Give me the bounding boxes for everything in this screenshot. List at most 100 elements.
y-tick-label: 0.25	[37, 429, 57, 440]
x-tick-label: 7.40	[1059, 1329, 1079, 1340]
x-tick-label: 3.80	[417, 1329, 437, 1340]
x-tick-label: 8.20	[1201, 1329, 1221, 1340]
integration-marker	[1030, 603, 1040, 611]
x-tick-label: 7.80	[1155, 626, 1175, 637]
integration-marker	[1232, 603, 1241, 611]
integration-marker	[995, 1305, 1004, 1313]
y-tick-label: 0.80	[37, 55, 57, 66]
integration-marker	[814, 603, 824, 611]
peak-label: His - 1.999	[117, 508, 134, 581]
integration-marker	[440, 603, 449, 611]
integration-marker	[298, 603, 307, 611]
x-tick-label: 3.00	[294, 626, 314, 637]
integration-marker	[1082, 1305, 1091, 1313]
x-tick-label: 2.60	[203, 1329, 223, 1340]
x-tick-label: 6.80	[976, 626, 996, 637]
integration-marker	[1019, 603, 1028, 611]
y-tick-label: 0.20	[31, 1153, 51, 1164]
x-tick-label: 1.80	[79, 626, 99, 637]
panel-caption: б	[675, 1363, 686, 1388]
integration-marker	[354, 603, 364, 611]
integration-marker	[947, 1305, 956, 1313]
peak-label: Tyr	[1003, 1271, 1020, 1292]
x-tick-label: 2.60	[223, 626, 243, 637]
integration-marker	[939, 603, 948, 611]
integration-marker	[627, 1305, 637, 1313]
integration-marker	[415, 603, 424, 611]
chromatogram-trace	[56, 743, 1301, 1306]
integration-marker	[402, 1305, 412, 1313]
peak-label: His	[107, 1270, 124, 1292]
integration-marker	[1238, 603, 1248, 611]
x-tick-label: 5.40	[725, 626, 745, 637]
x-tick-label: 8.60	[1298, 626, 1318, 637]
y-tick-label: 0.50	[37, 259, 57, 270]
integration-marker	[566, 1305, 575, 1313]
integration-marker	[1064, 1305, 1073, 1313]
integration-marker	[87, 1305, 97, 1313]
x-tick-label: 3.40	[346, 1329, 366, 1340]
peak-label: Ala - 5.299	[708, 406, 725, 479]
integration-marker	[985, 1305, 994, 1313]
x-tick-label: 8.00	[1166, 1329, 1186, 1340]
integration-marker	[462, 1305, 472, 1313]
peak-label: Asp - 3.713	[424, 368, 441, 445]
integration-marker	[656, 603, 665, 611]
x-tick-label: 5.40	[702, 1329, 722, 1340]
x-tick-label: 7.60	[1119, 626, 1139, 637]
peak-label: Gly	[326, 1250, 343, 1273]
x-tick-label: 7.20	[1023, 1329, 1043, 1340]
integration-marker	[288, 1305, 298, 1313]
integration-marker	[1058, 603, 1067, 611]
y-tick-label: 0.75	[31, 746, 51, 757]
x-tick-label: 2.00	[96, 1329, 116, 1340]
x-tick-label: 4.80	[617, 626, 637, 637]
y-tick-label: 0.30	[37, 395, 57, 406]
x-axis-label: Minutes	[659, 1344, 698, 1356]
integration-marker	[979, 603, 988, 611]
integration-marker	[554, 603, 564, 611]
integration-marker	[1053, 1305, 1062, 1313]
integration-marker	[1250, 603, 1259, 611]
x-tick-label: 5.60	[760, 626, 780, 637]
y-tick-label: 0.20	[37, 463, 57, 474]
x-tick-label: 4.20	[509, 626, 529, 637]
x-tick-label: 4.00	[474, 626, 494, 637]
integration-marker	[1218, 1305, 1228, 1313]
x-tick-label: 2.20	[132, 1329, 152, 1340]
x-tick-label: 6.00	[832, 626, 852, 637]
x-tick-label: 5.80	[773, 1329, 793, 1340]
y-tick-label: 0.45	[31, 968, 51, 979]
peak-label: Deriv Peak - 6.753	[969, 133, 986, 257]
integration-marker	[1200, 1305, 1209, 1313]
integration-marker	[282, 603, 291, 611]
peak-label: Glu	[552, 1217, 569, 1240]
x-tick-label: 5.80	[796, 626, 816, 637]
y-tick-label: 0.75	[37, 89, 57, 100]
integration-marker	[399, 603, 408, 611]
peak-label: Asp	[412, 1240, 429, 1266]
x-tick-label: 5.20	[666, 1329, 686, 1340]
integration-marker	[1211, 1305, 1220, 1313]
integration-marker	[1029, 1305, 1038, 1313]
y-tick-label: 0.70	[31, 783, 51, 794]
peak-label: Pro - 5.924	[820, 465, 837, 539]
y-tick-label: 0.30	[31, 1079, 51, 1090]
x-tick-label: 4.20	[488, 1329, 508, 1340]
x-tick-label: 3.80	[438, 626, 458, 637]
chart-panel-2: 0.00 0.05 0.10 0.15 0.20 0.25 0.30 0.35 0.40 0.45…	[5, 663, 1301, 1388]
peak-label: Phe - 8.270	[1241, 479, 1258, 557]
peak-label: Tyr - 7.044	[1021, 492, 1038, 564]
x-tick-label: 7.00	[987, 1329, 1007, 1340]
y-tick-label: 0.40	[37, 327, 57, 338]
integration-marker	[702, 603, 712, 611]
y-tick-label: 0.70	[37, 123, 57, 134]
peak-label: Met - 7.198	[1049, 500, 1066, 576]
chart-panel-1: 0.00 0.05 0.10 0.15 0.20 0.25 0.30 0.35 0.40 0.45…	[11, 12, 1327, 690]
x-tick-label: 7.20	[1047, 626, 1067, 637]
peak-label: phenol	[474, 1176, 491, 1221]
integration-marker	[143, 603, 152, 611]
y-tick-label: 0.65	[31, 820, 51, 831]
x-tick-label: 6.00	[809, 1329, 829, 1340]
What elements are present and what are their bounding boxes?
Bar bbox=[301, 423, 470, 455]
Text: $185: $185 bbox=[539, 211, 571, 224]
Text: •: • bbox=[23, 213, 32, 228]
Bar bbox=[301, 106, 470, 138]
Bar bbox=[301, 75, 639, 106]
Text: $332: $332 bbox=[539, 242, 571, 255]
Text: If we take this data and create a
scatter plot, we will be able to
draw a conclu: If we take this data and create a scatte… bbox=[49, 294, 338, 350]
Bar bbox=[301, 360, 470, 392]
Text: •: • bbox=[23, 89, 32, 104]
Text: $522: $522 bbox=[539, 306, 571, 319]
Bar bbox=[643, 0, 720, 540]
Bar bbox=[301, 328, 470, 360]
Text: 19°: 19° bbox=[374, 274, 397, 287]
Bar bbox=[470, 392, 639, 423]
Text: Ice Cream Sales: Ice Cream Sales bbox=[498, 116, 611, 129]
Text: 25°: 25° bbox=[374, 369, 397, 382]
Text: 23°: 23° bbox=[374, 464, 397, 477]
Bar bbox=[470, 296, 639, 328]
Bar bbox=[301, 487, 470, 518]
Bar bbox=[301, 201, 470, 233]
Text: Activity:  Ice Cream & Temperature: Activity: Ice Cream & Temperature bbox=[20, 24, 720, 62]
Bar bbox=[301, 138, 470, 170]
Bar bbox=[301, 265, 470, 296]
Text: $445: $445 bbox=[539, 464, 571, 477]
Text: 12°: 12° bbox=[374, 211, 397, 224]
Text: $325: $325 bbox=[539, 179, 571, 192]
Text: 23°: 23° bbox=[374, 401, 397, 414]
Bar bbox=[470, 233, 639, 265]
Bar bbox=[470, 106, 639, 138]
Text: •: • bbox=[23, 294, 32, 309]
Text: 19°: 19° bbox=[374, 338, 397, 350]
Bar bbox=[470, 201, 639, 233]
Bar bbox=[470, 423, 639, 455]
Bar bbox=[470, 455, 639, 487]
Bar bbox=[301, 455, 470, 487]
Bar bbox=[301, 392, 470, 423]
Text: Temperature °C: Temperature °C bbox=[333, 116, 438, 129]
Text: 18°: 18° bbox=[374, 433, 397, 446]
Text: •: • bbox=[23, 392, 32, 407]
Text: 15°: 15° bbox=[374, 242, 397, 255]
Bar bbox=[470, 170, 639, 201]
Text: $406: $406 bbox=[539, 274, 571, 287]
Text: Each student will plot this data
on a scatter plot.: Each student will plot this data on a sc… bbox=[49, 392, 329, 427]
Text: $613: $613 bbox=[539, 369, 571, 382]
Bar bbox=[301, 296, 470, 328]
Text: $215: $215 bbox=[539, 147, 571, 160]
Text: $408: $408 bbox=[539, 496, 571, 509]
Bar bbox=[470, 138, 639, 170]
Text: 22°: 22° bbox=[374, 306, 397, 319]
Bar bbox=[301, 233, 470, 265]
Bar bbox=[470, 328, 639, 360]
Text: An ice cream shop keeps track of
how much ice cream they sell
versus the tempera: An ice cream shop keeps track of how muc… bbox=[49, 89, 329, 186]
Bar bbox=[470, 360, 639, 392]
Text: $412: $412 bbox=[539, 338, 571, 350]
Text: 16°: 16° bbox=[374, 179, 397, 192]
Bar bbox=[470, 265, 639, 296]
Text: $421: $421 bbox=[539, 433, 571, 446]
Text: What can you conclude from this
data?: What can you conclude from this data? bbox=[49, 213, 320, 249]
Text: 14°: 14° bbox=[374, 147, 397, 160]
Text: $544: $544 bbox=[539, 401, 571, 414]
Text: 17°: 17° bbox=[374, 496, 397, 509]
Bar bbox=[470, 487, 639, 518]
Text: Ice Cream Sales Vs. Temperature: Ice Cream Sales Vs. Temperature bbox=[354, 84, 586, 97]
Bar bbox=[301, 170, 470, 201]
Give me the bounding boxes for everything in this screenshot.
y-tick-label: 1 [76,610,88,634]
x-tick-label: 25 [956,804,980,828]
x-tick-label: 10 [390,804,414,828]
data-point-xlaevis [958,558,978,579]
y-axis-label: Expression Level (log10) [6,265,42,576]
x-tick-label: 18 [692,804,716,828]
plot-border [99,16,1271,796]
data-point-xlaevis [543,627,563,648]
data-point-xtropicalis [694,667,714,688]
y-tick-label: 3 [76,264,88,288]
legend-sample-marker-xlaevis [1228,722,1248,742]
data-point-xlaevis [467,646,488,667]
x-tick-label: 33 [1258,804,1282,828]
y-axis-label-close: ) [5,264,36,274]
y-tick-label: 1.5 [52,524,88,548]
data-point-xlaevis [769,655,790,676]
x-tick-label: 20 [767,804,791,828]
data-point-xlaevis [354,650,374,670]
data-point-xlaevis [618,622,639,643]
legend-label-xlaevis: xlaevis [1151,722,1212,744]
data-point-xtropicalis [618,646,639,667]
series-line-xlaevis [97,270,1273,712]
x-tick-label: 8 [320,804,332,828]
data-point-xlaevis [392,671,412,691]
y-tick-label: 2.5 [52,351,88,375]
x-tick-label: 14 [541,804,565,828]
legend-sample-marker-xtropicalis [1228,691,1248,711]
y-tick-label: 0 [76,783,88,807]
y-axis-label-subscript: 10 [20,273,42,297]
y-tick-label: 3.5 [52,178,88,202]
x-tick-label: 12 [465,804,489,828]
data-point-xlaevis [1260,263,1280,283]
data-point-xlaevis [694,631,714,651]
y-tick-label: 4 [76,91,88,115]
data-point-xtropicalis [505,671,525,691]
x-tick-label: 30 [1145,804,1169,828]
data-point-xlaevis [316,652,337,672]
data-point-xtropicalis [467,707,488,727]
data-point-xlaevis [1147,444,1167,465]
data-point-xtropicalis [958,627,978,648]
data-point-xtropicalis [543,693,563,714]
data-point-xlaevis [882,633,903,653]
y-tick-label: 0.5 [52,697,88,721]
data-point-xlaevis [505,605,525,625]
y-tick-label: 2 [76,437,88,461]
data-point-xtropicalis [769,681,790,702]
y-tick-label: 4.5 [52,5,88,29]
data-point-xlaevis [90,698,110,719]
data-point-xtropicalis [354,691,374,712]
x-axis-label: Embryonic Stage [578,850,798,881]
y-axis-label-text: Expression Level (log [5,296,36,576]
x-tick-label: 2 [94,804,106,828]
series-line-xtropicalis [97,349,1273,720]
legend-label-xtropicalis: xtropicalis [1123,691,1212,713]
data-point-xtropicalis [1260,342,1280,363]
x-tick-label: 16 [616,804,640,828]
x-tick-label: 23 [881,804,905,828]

• What you need to do: Copy out the listing above from its first line through the line containing "603, 1241, 611]", exactly as they appear.

• Full solution:
Give me the bounding boxes for everything in this screenshot. List at most 100 elements.
y-tick-label: 0.25	[37, 429, 57, 440]
x-tick-label: 7.40	[1059, 1329, 1079, 1340]
x-tick-label: 3.80	[417, 1329, 437, 1340]
x-tick-label: 8.20	[1201, 1329, 1221, 1340]
integration-marker	[1030, 603, 1040, 611]
x-tick-label: 7.80	[1155, 626, 1175, 637]
integration-marker	[1232, 603, 1241, 611]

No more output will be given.